--- INPUT DATA ---

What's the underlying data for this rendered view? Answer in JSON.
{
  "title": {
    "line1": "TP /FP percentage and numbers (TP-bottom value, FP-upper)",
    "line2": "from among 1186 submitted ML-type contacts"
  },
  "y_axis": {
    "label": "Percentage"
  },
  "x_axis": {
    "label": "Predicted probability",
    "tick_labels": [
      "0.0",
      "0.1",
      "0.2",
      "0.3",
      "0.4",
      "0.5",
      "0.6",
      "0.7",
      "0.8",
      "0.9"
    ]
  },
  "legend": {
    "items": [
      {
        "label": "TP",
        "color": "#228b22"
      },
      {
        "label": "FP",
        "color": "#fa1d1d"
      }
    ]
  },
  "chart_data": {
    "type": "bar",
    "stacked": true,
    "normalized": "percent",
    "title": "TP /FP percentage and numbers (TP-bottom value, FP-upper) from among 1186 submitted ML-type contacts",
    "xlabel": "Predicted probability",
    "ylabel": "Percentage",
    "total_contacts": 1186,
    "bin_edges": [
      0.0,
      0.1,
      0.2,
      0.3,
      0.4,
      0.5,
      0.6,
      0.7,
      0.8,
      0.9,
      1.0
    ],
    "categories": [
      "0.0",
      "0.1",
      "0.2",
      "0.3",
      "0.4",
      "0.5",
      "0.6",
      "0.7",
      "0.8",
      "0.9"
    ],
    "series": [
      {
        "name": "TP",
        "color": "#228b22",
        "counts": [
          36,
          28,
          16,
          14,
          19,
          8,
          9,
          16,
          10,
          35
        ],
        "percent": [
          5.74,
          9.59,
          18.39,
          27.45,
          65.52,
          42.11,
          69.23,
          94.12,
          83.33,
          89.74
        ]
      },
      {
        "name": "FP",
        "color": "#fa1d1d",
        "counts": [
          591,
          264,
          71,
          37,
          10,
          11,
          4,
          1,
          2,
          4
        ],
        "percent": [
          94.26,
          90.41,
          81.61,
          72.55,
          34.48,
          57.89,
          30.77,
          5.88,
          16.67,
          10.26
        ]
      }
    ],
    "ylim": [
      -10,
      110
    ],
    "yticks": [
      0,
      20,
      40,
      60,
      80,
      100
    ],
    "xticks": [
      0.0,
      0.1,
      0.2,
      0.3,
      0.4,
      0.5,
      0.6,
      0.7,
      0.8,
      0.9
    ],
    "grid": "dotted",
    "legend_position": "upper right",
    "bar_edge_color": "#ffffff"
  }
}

---

▸ WORK INSTRUCTIONS: Your task is to print all of the records exactly.

▸ ANSWER TO THE PROBLEM:
What's the underlying data for this rendered view? Answer in JSON.
{
  "title": {
    "line1": "TP /FP percentage and numbers (TP-bottom value, FP-upper)",
    "line2": "from among 1186 submitted ML-type contacts"
  },
  "y_axis": {
    "label": "Percentage"
  },
  "x_axis": {
    "label": "Predicted probability",
    "tick_labels": [
      "0.0",
      "0.1",
      "0.2",
      "0.3",
      "0.4",
      "0.5",
      "0.6",
      "0.7",
      "0.8",
      "0.9"
    ]
  },
  "legend": {
    "items": [
      {
        "label": "TP",
        "color": "#228b22"
      },
      {
        "label": "FP",
        "color": "#fa1d1d"
      }
    ]
  },
  "chart_data": {
    "type": "bar",
    "stacked": true,
    "normalized": "percent",
    "title": "TP /FP percentage and numbers (TP-bottom value, FP-upper) from among 1186 submitted ML-type contacts",
    "xlabel": "Predicted probability",
    "ylabel": "Percentage",
    "total_contacts": 1186,
    "bin_edges": [
      0.0,
      0.1,
      0.2,
      0.3,
      0.4,
      0.5,
      0.6,
      0.7,
      0.8,
      0.9,
      1.0
    ],
    "categories": [
      "0.0",
      "0.1",
      "0.2",
      "0.3",
      "0.4",
      "0.5",
      "0.6",
      "0.7",
      "0.8",
      "0.9"
    ],
    "series": [
      {
        "name": "TP",
        "color": "#228b22",
        "counts": [
          36,
          28,
          16,
          14,
          19,
          8,
          9,
          16,
          10,
          35
        ],
        "percent": [
          5.74,
          9.59,
          18.39,
          27.45,
          65.52,
          42.11,
          69.23,
          94.12,
          83.33,
          89.74
        ]
      },
      {
        "name": "FP",
        "color": "#fa1d1d",
        "counts": [
          591,
          264,
          71,
          37,
          10,
          11,
          4,
          1,
          2,
          4
        ],
        "percent": [
          94.26,
          90.41,
          81.61,
          72.55,
          34.48,
          57.89,
          30.77,
          5.88,
          16.67,
          10.26
        ]
      }
    ],
    "ylim": [
      -10,
      110
    ],
    "yticks": [
      0,
      20,
      40,
      60,
      80,
      100
    ],
    "xticks": [
      0.0,
      0.1,
      0.2,
      0.3,
      0.4,
      0.5,
      0.6,
      0.7,
      0.8,
      0.9
    ],
    "grid": "dotted",
    "legend_position": "upper right",
    "bar_edge_color": "#ffffff"
  }
}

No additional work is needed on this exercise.